● **Exercise objective**
Show every line of the records below that contains the word "name".

Stored data entries:
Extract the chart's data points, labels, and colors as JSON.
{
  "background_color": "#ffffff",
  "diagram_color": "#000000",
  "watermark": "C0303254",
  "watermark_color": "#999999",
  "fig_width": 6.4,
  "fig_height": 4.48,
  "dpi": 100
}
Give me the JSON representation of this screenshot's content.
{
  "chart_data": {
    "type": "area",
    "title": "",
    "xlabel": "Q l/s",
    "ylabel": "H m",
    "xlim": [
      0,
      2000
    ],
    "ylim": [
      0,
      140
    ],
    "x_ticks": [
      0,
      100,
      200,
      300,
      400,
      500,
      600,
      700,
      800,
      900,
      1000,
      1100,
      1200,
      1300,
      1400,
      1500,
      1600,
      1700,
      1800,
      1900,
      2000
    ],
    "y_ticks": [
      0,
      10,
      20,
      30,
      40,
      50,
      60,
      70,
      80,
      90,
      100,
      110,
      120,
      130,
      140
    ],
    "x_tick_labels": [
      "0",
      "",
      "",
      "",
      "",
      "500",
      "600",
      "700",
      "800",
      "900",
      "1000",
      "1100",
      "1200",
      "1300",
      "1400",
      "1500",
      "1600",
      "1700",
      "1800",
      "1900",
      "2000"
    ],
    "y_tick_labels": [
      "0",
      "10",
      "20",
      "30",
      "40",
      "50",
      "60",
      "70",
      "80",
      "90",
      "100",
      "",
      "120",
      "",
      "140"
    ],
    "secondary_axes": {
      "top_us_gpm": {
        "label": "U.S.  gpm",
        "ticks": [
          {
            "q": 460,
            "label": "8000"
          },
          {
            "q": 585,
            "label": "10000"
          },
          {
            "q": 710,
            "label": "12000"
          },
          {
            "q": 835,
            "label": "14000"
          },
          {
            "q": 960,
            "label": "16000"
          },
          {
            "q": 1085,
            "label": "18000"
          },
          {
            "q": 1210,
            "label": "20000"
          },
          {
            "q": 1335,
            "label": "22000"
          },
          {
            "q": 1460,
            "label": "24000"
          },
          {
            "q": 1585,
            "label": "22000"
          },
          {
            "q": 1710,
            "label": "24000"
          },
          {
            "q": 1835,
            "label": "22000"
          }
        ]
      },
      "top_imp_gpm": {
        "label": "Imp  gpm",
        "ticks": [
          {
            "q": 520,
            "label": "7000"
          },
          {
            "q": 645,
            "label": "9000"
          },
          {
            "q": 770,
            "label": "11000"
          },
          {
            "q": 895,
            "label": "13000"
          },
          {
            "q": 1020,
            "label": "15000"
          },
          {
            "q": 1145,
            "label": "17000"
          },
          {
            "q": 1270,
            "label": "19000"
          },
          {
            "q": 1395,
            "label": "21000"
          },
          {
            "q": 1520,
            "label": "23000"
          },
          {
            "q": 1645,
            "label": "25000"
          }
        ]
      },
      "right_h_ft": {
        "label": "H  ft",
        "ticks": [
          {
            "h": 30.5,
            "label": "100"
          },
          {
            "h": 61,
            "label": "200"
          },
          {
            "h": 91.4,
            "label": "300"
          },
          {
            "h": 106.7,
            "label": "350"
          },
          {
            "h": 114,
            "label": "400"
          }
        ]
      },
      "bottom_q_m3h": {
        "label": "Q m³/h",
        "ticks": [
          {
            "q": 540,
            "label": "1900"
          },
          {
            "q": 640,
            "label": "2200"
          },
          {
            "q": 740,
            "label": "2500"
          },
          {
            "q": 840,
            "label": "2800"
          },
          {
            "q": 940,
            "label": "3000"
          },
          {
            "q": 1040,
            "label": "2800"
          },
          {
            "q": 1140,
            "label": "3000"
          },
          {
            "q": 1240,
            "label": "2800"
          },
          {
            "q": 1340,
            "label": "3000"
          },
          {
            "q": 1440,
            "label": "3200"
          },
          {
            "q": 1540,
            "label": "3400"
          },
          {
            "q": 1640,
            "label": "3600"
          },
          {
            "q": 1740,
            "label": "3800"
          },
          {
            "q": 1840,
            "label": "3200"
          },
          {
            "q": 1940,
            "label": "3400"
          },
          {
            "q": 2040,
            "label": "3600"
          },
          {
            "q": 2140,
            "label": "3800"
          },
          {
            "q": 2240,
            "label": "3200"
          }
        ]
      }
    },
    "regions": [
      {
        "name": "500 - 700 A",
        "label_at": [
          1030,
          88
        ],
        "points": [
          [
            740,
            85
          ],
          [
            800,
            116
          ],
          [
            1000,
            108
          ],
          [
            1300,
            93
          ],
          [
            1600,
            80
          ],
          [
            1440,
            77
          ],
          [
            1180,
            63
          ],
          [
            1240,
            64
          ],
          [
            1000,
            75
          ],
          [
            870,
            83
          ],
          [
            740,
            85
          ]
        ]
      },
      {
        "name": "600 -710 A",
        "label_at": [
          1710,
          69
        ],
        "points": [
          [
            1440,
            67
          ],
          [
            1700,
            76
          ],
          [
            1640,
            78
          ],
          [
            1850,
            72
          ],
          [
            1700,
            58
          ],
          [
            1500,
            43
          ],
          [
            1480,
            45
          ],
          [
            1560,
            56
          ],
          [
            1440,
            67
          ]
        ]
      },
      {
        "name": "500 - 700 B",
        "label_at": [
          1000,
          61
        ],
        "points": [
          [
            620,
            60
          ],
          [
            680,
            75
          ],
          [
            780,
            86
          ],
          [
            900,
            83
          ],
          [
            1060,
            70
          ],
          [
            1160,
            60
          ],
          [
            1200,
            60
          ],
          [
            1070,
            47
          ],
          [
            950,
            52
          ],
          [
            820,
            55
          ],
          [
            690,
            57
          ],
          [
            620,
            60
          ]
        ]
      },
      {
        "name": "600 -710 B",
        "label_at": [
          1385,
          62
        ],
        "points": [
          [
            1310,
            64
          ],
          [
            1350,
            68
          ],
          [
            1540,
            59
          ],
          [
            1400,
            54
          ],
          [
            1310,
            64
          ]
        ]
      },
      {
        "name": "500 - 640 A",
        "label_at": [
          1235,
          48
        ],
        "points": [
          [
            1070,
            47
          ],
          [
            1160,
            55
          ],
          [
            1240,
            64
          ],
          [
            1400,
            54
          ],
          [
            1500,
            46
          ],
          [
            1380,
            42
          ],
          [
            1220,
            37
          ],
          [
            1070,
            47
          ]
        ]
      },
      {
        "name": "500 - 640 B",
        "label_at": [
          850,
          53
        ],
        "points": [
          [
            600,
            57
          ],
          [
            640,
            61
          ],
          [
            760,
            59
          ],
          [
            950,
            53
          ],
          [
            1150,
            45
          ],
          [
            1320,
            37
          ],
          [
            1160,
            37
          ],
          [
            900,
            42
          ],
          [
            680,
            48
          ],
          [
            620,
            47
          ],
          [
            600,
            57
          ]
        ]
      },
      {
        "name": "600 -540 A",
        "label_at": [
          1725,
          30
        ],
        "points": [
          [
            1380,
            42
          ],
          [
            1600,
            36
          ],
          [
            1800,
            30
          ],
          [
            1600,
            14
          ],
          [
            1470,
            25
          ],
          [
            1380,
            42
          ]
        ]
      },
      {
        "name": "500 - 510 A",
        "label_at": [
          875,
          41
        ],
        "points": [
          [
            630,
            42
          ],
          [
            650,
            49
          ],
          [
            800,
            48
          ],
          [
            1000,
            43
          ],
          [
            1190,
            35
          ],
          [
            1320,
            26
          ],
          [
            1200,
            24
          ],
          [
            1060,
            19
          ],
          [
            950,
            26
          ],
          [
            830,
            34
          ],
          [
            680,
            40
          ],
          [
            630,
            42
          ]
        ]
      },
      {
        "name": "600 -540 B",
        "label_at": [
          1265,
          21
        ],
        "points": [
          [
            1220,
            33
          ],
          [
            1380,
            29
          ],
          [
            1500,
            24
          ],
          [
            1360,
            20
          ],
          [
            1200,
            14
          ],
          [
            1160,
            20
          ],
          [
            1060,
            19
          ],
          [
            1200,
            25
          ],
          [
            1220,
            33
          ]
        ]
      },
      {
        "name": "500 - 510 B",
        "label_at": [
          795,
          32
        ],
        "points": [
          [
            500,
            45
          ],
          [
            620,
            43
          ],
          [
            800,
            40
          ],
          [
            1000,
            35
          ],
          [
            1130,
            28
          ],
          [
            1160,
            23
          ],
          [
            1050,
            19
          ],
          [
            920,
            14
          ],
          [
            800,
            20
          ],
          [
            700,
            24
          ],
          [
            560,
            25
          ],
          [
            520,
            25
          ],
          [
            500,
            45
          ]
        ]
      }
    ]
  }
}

● **Completed task**
        "name": "500 - 700 A",
        "name": "600 -710 A",
        "name": "500 - 700 B",
        "name": "600 -710 B",
        "name": "500 - 640 A",
        "name": "500 - 640 B",
        "name": "600 -540 A",
        "name": "500 - 510 A",
        "name": "600 -540 B",
        "name": "500 - 510 B",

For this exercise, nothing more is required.